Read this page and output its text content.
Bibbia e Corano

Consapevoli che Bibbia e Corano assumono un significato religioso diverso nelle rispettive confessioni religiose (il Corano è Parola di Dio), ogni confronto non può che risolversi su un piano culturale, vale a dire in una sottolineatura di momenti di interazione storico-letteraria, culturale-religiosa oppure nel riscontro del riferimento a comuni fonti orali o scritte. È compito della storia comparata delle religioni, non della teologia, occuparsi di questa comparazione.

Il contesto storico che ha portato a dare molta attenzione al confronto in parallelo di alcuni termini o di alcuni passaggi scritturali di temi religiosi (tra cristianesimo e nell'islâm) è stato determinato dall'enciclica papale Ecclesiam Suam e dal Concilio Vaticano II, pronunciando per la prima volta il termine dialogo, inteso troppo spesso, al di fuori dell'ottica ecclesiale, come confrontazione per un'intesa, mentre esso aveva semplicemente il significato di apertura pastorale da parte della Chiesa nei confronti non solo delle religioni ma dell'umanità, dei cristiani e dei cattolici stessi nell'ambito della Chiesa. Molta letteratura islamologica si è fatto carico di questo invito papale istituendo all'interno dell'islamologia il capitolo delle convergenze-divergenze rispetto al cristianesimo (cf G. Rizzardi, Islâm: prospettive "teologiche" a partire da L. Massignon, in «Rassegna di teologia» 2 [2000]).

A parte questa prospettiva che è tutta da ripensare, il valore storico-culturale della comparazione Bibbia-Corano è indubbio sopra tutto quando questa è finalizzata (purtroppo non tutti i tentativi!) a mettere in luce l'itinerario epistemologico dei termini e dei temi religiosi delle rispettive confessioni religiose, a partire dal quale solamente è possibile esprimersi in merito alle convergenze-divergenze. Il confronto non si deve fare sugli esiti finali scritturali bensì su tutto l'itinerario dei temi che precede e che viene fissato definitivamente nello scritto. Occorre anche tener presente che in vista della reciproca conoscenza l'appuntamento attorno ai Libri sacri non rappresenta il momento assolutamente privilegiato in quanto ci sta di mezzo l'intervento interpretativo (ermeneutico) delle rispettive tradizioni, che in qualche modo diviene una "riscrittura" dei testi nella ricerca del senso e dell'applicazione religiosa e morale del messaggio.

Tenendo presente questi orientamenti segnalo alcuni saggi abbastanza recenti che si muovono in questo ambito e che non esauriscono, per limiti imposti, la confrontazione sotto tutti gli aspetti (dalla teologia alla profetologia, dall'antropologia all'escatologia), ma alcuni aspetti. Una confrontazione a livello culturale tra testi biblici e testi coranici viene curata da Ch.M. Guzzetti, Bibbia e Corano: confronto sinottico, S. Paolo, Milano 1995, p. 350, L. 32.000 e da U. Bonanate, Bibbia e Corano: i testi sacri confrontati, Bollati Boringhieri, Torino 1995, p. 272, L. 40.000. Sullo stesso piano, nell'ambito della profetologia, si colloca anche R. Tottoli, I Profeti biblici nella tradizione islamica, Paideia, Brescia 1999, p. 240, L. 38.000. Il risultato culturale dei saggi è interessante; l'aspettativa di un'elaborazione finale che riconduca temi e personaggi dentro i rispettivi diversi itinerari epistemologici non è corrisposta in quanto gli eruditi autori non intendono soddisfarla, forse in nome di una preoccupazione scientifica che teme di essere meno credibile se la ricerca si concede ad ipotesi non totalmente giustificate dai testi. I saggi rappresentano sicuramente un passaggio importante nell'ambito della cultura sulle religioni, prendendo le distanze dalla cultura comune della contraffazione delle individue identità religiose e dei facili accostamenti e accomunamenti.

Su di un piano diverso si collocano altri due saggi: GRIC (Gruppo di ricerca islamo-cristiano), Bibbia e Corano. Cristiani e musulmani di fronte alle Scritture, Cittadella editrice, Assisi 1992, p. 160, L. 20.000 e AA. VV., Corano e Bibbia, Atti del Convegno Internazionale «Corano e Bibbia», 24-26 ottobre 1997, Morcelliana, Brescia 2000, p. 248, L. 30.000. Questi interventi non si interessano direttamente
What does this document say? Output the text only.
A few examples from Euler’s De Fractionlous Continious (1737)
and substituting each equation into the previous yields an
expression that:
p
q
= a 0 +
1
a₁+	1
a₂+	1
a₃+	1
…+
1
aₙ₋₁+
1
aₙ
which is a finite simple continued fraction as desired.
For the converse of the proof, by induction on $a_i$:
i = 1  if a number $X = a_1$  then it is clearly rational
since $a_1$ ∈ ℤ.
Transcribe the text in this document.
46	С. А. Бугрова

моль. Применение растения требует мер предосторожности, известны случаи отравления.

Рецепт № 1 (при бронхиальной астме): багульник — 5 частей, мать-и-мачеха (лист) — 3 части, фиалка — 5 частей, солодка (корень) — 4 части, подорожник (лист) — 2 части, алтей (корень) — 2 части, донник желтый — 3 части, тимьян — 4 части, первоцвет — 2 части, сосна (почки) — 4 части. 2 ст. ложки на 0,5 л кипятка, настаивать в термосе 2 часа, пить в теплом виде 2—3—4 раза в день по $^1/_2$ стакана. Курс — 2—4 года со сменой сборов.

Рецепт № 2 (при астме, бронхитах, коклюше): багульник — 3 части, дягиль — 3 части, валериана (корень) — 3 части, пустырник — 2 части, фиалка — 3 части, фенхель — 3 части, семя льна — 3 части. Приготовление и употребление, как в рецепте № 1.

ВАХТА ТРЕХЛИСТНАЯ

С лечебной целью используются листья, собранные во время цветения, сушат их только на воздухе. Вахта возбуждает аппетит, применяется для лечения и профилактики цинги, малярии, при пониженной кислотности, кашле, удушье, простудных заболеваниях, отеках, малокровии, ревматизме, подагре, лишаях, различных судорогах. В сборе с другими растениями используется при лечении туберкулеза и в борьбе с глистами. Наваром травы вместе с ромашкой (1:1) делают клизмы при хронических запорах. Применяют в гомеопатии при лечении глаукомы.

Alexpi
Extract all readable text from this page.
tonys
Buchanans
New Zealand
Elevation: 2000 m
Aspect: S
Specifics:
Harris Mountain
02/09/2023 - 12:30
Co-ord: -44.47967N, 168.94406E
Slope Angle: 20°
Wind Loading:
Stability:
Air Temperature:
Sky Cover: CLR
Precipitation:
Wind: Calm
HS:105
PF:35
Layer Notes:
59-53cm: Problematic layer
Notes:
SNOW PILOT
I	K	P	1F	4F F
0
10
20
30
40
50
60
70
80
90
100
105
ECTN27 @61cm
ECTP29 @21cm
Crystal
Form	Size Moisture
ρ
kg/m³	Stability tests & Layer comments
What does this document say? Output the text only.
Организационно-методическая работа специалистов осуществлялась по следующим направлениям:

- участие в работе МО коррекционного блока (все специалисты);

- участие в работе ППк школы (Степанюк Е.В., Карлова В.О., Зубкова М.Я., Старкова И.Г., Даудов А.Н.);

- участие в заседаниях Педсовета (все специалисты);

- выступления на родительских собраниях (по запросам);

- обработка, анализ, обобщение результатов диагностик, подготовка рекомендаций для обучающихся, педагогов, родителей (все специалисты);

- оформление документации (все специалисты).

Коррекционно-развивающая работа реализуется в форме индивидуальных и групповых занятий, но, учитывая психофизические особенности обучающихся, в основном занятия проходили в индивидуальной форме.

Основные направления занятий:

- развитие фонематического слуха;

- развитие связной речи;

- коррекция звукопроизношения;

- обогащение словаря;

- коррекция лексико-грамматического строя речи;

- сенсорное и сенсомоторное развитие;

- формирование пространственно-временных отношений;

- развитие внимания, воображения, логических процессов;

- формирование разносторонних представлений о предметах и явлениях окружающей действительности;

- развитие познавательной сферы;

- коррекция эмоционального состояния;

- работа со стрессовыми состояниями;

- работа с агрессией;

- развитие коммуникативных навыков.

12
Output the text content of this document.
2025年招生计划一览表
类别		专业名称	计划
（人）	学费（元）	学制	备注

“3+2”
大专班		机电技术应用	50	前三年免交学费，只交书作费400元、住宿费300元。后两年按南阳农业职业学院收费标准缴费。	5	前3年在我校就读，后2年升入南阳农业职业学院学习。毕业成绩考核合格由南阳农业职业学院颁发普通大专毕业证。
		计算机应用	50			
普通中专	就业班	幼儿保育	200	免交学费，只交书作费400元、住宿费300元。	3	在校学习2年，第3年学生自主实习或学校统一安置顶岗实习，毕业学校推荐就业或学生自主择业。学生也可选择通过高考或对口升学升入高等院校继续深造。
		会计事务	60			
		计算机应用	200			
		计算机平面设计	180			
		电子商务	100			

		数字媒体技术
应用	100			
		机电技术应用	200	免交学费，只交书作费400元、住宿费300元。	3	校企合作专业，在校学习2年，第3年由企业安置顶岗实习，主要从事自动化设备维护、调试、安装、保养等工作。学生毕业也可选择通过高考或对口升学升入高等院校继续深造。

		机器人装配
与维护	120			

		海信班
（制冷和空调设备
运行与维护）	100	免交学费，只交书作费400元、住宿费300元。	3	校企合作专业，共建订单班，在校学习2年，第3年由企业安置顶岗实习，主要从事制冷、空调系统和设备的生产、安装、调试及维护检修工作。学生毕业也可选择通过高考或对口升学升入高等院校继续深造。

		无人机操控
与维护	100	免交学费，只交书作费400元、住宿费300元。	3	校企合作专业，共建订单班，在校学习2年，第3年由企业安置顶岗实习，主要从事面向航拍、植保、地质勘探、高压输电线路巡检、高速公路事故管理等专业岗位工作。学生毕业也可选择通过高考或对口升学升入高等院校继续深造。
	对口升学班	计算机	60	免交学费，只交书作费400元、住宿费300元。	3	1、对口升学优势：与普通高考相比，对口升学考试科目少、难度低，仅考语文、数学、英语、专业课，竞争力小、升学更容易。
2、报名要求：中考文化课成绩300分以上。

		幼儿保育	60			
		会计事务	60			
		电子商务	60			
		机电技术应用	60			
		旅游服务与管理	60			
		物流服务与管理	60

■ To be done ■
Find all lines with "занятий" in them and copy each one.

■ Task output ■
Коррекционно-развивающая работа реализуется в форме индивидуальных и групповых занятий, но, учитывая психофизические особенности обучающихся, в основном занятия проходили в индивидуальной форме.
Основные направления занятий:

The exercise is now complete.